## Given exercise
From the entries that follow, extract each line holding the string "обращения".

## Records
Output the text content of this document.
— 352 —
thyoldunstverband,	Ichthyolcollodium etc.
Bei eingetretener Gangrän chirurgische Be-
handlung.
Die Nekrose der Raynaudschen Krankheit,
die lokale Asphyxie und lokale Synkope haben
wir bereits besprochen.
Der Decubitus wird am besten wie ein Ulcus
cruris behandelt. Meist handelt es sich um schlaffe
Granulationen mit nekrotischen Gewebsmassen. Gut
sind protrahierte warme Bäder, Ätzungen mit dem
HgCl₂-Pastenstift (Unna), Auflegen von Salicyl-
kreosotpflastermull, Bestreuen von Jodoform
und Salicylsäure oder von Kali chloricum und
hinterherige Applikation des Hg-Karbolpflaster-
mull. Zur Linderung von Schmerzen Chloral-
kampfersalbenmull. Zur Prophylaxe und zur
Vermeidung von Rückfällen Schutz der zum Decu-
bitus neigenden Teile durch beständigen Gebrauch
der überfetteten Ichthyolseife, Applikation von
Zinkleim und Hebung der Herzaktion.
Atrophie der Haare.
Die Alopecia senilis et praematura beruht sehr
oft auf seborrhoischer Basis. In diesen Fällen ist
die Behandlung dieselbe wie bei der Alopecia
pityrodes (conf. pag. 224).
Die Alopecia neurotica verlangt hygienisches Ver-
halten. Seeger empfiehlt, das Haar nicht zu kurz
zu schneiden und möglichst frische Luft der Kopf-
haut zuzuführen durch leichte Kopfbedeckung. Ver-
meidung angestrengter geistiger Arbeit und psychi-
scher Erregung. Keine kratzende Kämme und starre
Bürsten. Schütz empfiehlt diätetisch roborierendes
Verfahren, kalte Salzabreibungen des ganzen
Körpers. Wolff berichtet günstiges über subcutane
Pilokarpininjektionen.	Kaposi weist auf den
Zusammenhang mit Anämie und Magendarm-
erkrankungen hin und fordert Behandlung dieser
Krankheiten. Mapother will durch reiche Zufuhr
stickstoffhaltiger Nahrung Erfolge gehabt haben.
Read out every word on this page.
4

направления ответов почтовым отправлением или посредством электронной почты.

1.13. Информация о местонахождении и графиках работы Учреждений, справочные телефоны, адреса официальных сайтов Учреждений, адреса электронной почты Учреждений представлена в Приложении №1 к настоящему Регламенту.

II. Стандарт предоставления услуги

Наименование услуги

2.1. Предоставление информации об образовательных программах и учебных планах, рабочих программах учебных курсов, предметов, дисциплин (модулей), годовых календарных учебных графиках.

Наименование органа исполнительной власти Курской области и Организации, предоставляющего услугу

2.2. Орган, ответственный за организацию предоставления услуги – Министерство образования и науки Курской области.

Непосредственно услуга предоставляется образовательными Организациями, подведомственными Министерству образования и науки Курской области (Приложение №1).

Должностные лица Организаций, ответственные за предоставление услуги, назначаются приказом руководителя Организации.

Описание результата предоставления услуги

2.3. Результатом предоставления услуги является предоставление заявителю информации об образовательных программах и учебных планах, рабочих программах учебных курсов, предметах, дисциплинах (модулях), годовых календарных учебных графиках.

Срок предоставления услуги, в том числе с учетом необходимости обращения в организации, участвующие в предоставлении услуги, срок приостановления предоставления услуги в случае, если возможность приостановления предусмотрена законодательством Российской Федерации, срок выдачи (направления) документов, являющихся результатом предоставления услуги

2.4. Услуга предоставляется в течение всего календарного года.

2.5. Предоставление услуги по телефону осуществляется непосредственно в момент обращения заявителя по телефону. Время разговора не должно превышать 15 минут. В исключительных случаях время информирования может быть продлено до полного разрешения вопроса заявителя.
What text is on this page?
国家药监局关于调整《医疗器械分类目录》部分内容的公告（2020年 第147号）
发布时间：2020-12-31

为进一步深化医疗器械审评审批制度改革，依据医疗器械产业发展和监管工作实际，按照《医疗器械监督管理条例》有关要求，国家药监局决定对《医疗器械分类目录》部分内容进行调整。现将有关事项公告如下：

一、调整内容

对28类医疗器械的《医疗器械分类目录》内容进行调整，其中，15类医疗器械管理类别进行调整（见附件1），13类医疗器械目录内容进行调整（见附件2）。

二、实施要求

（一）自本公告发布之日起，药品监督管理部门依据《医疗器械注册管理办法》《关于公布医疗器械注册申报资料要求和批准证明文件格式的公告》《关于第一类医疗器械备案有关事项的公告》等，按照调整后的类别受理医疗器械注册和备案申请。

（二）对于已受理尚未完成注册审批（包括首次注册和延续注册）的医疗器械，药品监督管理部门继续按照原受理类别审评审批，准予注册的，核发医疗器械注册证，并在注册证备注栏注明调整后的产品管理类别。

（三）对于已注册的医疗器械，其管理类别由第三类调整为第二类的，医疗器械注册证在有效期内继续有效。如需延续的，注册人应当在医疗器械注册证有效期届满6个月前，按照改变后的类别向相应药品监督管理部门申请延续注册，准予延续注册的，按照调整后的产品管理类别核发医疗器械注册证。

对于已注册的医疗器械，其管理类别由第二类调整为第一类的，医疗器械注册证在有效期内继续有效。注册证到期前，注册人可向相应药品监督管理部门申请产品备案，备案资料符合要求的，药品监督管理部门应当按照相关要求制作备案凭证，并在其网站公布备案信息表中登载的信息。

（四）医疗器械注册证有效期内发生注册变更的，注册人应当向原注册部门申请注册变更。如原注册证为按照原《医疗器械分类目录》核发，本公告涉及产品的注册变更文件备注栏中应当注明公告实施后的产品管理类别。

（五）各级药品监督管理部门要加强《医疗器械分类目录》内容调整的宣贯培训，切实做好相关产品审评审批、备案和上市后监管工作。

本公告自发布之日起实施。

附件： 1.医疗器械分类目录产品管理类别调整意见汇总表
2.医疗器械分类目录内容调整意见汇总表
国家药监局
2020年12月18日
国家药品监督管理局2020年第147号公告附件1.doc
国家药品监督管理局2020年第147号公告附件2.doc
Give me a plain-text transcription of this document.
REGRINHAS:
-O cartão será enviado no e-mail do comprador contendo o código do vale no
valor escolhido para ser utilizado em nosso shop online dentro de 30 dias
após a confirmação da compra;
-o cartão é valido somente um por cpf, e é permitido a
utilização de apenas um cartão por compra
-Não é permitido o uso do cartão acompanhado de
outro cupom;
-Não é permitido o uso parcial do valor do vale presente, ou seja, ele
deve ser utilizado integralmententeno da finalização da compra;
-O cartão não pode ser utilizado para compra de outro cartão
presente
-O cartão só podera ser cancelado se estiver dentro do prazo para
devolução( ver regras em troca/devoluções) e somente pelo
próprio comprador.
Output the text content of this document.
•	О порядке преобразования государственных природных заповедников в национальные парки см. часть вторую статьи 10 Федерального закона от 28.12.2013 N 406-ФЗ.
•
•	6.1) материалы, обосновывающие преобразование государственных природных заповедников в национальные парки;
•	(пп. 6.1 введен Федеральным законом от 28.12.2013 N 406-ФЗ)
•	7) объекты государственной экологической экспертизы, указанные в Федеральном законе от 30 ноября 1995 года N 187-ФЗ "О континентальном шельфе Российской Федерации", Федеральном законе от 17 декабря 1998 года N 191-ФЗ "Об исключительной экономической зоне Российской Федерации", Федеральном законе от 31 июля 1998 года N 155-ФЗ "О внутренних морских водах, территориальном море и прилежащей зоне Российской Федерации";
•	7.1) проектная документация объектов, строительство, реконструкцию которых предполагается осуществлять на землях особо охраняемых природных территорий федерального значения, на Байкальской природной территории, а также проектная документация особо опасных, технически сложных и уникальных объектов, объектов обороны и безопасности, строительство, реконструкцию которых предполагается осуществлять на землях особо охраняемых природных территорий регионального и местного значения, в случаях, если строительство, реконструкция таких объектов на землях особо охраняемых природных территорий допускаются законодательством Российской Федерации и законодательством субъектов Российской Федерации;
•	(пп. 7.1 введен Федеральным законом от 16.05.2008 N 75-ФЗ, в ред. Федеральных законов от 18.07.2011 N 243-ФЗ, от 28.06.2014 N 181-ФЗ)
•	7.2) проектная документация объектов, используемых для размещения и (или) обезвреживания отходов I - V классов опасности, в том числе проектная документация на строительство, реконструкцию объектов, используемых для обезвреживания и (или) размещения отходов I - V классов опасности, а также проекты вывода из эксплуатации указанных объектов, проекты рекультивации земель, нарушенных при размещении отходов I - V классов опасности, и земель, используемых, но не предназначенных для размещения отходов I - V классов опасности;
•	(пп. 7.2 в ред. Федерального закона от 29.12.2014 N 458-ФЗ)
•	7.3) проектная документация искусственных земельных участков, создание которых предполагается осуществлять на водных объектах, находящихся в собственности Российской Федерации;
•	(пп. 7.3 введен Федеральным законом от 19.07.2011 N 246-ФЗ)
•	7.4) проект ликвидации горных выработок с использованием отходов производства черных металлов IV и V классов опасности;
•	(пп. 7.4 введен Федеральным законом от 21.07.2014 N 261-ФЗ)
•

## Written solution
Срок предоставления услуги, в том числе с учетом необходимости обращения в организации, участвующие в предоставлении услуги, срок приостановления предоставления услуги в случае, если возможность приостановления предусмотрена законодательством Российской Федерации, срок выдачи (направления) документов, являющихся результатом предоставления услуги
2.5. Предоставление услуги по телефону осуществляется непосредственно в момент обращения заявителя по телефону. Время разговора не должно превышать 15 минут. В исключительных случаях время информирования может быть продлено до полного разрешения вопроса заявителя.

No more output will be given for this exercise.